### Short task
Reproduce the data in its entirety, exactly as supplied.

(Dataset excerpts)
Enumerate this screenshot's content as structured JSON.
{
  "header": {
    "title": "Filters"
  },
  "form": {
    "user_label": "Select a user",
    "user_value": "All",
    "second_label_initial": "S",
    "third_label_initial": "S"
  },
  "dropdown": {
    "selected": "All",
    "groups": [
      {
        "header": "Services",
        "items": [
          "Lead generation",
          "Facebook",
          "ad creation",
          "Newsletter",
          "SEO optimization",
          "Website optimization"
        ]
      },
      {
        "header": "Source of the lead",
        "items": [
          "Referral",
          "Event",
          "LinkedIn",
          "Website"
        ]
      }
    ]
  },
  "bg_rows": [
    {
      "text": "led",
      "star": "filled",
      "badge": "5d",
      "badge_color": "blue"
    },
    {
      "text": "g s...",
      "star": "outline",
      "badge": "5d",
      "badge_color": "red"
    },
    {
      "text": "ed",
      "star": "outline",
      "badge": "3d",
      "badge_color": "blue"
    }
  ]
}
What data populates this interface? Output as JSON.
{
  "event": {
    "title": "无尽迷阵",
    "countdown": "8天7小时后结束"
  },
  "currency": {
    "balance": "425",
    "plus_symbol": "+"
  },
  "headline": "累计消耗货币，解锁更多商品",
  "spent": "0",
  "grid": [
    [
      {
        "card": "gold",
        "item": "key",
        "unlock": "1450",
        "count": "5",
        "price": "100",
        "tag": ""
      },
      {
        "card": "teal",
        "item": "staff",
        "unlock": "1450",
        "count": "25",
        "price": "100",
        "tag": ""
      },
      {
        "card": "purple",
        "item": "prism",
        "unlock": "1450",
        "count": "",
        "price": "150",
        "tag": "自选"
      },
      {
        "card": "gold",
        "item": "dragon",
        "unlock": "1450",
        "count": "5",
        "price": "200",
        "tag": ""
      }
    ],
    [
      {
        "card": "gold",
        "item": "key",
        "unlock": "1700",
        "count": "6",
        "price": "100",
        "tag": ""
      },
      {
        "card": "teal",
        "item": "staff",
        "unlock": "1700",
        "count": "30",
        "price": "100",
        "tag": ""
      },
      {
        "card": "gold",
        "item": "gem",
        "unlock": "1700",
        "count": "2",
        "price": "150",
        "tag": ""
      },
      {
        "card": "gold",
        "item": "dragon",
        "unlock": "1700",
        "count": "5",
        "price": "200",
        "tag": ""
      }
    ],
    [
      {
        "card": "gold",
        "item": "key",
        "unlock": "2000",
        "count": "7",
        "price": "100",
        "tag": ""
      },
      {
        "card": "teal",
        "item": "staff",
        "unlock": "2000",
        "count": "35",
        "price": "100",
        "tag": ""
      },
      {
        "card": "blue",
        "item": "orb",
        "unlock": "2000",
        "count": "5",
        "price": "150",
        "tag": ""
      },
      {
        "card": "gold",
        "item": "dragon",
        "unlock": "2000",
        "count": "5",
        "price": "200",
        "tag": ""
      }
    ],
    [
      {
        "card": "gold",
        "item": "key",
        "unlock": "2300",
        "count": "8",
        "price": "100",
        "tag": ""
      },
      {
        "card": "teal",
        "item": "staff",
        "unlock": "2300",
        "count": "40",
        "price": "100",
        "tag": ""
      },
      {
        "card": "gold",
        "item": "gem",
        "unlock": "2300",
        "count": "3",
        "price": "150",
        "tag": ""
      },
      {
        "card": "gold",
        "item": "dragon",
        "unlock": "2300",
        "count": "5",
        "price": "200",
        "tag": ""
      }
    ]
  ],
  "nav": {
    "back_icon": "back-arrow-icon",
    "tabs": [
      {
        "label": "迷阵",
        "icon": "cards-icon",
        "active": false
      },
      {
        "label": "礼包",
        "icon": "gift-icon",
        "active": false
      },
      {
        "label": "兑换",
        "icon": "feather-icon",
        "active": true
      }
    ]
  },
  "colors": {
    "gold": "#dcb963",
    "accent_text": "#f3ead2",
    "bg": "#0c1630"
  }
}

### Written response
Enumerate this screenshot's content as structured JSON.
{
  "header": {
    "title": "Filters"
  },
  "form": {
    "user_label": "Select a user",
    "user_value": "All",
    "second_label_initial": "S",
    "third_label_initial": "S"
  },
  "dropdown": {
    "selected": "All",
    "groups": [
      {
        "header": "Services",
        "items": [
          "Lead generation",
          "Facebook",
          "ad creation",
          "Newsletter",
          "SEO optimization",
          "Website optimization"
        ]
      },
      {
        "header": "Source of the lead",
        "items": [
          "Referral",
          "Event",
          "LinkedIn",
          "Website"
        ]
      }
    ]
  },
  "bg_rows": [
    {
      "text": "led",
      "star": "filled",
      "badge": "5d",
      "badge_color": "blue"
    },
    {
      "text": "g s...",
      "star": "outline",
      "badge": "5d",
      "badge_color": "red"
    },
    {
      "text": "ed",
      "star": "outline",
      "badge": "3d",
      "badge_color": "blue"
    }
  ]
}
What data populates this interface? Output as JSON.
{
  "event": {
    "title": "无尽迷阵",
    "countdown": "8天7小时后结束"
  },
  "currency": {
    "balance": "425",
    "plus_symbol": "+"
  },
  "headline": "累计消耗货币，解锁更多商品",
  "spent": "0",
  "grid": [
    [
      {
        "card": "gold",
        "item": "key",
        "unlock": "1450",
        "count": "5",
        "price": "100",
        "tag": ""
      },
      {
        "card": "teal",
        "item": "staff",
        "unlock": "1450",
        "count": "25",
        "price": "100",
        "tag": ""
      },
      {
        "card": "purple",
        "item": "prism",
        "unlock": "1450",
        "count": "",
        "price": "150",
        "tag": "自选"
      },
      {
        "card": "gold",
        "item": "dragon",
        "unlock": "1450",
        "count": "5",
        "price": "200",
        "tag": ""
      }
    ],
    [
      {
        "card": "gold",
        "item": "key",
        "unlock": "1700",
        "count": "6",
        "price": "100",
        "tag": ""
      },
      {
        "card": "teal",
        "item": "staff",
        "unlock": "1700",
        "count": "30",
        "price": "100",
        "tag": ""
      },
      {
        "card": "gold",
        "item": "gem",
        "unlock": "1700",
        "count": "2",
        "price": "150",
        "tag": ""
      },
      {
        "card": "gold",
        "item": "dragon",
        "unlock": "1700",
        "count": "5",
        "price": "200",
        "tag": ""
      }
    ],
    [
      {
        "card": "gold",
        "item": "key",
        "unlock": "2000",
        "count": "7",
        "price": "100",
        "tag": ""
      },
      {
        "card": "teal",
        "item": "staff",
        "unlock": "2000",
        "count": "35",
        "price": "100",
        "tag": ""
      },
      {
        "card": "blue",
        "item": "orb",
        "unlock": "2000",
        "count": "5",
        "price": "150",
        "tag": ""
      },
      {
        "card": "gold",
        "item": "dragon",
        "unlock": "2000",
        "count": "5",
        "price": "200",
        "tag": ""
      }
    ],
    [
      {
        "card": "gold",
        "item": "key",
        "unlock": "2300",
        "count": "8",
        "price": "100",
        "tag": ""
      },
      {
        "card": "teal",
        "item": "staff",
        "unlock": "2300",
        "count": "40",
        "price": "100",
        "tag": ""
      },
      {
        "card": "gold",
        "item": "gem",
        "unlock": "2300",
        "count": "3",
        "price": "150",
        "tag": ""
      },
      {
        "card": "gold",
        "item": "dragon",
        "unlock": "2300",
        "count": "5",
        "price": "200",
        "tag": ""
      }
    ]
  ],
  "nav": {
    "back_icon": "back-arrow-icon",
    "tabs": [
      {
        "label": "迷阵",
        "icon": "cards-icon",
        "active": false
      },
      {
        "label": "礼包",
        "icon": "gift-icon",
        "active": false
      },
      {
        "label": "兑换",
        "icon": "feather-icon",
        "active": true
      }
    ]
  },
  "colors": {
    "gold": "#dcb963",
    "accent_text": "#f3ead2",
    "bg": "#0c1630"
  }
}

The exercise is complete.